— Start Given information —

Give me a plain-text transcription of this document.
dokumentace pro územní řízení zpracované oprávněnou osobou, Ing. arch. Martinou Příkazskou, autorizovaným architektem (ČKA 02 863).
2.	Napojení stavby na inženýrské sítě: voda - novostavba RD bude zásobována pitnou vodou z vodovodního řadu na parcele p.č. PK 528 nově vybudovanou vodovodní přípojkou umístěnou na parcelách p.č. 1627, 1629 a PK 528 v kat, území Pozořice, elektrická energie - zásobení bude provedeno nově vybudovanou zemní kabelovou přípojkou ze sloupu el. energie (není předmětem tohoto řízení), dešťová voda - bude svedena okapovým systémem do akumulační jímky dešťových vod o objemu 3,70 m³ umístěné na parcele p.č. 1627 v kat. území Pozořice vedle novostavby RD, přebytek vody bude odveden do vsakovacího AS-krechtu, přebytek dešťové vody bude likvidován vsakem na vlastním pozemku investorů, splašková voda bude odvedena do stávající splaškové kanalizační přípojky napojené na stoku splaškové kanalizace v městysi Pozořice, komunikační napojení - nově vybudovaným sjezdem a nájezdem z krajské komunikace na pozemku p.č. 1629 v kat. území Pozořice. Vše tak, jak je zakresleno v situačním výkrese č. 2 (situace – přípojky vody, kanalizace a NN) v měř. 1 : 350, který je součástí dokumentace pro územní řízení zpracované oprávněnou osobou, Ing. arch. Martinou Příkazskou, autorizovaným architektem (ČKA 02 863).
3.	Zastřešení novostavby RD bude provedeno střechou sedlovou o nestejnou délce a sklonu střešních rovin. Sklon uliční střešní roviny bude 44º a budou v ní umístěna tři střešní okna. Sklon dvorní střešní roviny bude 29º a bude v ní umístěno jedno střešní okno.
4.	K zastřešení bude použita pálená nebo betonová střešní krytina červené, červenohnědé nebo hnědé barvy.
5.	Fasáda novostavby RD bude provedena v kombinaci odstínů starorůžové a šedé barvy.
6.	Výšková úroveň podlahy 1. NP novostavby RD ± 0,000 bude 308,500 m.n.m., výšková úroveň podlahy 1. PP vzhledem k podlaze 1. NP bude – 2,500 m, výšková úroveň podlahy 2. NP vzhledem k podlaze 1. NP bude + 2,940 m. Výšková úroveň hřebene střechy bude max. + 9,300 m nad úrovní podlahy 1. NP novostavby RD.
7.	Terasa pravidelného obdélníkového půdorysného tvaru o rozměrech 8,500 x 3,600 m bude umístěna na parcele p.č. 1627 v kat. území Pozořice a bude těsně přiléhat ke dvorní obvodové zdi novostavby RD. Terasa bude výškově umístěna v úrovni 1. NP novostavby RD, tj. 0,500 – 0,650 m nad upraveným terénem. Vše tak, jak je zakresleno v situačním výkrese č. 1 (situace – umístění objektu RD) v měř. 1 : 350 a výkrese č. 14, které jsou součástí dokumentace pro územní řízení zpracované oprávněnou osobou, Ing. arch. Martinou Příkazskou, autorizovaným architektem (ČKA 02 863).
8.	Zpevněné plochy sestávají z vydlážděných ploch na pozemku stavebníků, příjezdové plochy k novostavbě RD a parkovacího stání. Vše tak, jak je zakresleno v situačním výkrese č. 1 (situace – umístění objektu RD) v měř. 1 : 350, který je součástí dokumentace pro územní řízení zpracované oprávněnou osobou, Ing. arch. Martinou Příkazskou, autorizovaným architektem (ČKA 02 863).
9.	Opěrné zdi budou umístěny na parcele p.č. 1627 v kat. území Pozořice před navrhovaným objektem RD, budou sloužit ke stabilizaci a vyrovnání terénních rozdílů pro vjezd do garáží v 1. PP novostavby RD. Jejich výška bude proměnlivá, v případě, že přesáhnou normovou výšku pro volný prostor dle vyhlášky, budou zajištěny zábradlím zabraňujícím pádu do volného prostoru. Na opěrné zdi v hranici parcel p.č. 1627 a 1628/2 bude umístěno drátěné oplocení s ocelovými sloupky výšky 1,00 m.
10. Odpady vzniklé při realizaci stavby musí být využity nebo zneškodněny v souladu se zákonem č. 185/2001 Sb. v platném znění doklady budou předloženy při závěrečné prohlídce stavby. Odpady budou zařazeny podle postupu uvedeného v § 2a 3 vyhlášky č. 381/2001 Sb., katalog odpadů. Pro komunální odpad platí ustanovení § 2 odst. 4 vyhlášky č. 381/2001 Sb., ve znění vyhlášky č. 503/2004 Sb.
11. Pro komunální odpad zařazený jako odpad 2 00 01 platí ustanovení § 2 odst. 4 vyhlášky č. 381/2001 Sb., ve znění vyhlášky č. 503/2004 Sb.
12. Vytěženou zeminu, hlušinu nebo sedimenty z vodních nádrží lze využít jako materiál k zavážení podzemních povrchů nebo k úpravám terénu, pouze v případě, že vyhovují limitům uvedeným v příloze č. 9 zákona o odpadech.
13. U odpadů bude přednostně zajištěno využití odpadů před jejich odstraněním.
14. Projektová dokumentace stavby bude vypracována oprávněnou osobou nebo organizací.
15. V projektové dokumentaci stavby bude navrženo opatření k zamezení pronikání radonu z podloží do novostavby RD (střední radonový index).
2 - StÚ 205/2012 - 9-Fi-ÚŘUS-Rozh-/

— End Given information —

**Task description**: Write out all the records above again, exactly as they stand.

**Written answer**:
Give me a plain-text transcription of this document.
dokumentace pro územní řízení zpracované oprávněnou osobou, Ing. arch. Martinou Příkazskou, autorizovaným architektem (ČKA 02 863).
2.	Napojení stavby na inženýrské sítě: voda - novostavba RD bude zásobována pitnou vodou z vodovodního řadu na parcele p.č. PK 528 nově vybudovanou vodovodní přípojkou umístěnou na parcelách p.č. 1627, 1629 a PK 528 v kat, území Pozořice, elektrická energie - zásobení bude provedeno nově vybudovanou zemní kabelovou přípojkou ze sloupu el. energie (není předmětem tohoto řízení), dešťová voda - bude svedena okapovým systémem do akumulační jímky dešťových vod o objemu 3,70 m³ umístěné na parcele p.č. 1627 v kat. území Pozořice vedle novostavby RD, přebytek vody bude odveden do vsakovacího AS-krechtu, přebytek dešťové vody bude likvidován vsakem na vlastním pozemku investorů, splašková voda bude odvedena do stávající splaškové kanalizační přípojky napojené na stoku splaškové kanalizace v městysi Pozořice, komunikační napojení - nově vybudovaným sjezdem a nájezdem z krajské komunikace na pozemku p.č. 1629 v kat. území Pozořice. Vše tak, jak je zakresleno v situačním výkrese č. 2 (situace – přípojky vody, kanalizace a NN) v měř. 1 : 350, který je součástí dokumentace pro územní řízení zpracované oprávněnou osobou, Ing. arch. Martinou Příkazskou, autorizovaným architektem (ČKA 02 863).
3.	Zastřešení novostavby RD bude provedeno střechou sedlovou o nestejnou délce a sklonu střešních rovin. Sklon uliční střešní roviny bude 44º a budou v ní umístěna tři střešní okna. Sklon dvorní střešní roviny bude 29º a bude v ní umístěno jedno střešní okno.
4.	K zastřešení bude použita pálená nebo betonová střešní krytina červené, červenohnědé nebo hnědé barvy.
5.	Fasáda novostavby RD bude provedena v kombinaci odstínů starorůžové a šedé barvy.
6.	Výšková úroveň podlahy 1. NP novostavby RD ± 0,000 bude 308,500 m.n.m., výšková úroveň podlahy 1. PP vzhledem k podlaze 1. NP bude – 2,500 m, výšková úroveň podlahy 2. NP vzhledem k podlaze 1. NP bude + 2,940 m. Výšková úroveň hřebene střechy bude max. + 9,300 m nad úrovní podlahy 1. NP novostavby RD.
7.	Terasa pravidelného obdélníkového půdorysného tvaru o rozměrech 8,500 x 3,600 m bude umístěna na parcele p.č. 1627 v kat. území Pozořice a bude těsně přiléhat ke dvorní obvodové zdi novostavby RD. Terasa bude výškově umístěna v úrovni 1. NP novostavby RD, tj. 0,500 – 0,650 m nad upraveným terénem. Vše tak, jak je zakresleno v situačním výkrese č. 1 (situace – umístění objektu RD) v měř. 1 : 350 a výkrese č. 14, které jsou součástí dokumentace pro územní řízení zpracované oprávněnou osobou, Ing. arch. Martinou Příkazskou, autorizovaným architektem (ČKA 02 863).
8.	Zpevněné plochy sestávají z vydlážděných ploch na pozemku stavebníků, příjezdové plochy k novostavbě RD a parkovacího stání. Vše tak, jak je zakresleno v situačním výkrese č. 1 (situace – umístění objektu RD) v měř. 1 : 350, který je součástí dokumentace pro územní řízení zpracované oprávněnou osobou, Ing. arch. Martinou Příkazskou, autorizovaným architektem (ČKA 02 863).
9.	Opěrné zdi budou umístěny na parcele p.č. 1627 v kat. území Pozořice před navrhovaným objektem RD, budou sloužit ke stabilizaci a vyrovnání terénních rozdílů pro vjezd do garáží v 1. PP novostavby RD. Jejich výška bude proměnlivá, v případě, že přesáhnou normovou výšku pro volný prostor dle vyhlášky, budou zajištěny zábradlím zabraňujícím pádu do volného prostoru. Na opěrné zdi v hranici parcel p.č. 1627 a 1628/2 bude umístěno drátěné oplocení s ocelovými sloupky výšky 1,00 m.
10. Odpady vzniklé při realizaci stavby musí být využity nebo zneškodněny v souladu se zákonem č. 185/2001 Sb. v platném znění doklady budou předloženy při závěrečné prohlídce stavby. Odpady budou zařazeny podle postupu uvedeného v § 2a 3 vyhlášky č. 381/2001 Sb., katalog odpadů. Pro komunální odpad platí ustanovení § 2 odst. 4 vyhlášky č. 381/2001 Sb., ve znění vyhlášky č. 503/2004 Sb.
11. Pro komunální odpad zařazený jako odpad 2 00 01 platí ustanovení § 2 odst. 4 vyhlášky č. 381/2001 Sb., ve znění vyhlášky č. 503/2004 Sb.
12. Vytěženou zeminu, hlušinu nebo sedimenty z vodních nádrží lze využít jako materiál k zavážení podzemních povrchů nebo k úpravám terénu, pouze v případě, že vyhovují limitům uvedeným v příloze č. 9 zákona o odpadech.
13. U odpadů bude přednostně zajištěno využití odpadů před jejich odstraněním.
14. Projektová dokumentace stavby bude vypracována oprávněnou osobou nebo organizací.
15. V projektové dokumentaci stavby bude navrženo opatření k zamezení pronikání radonu z podloží do novostavby RD (střední radonový index).
2 - StÚ 205/2012 - 9-Fi-ÚŘUS-Rozh-/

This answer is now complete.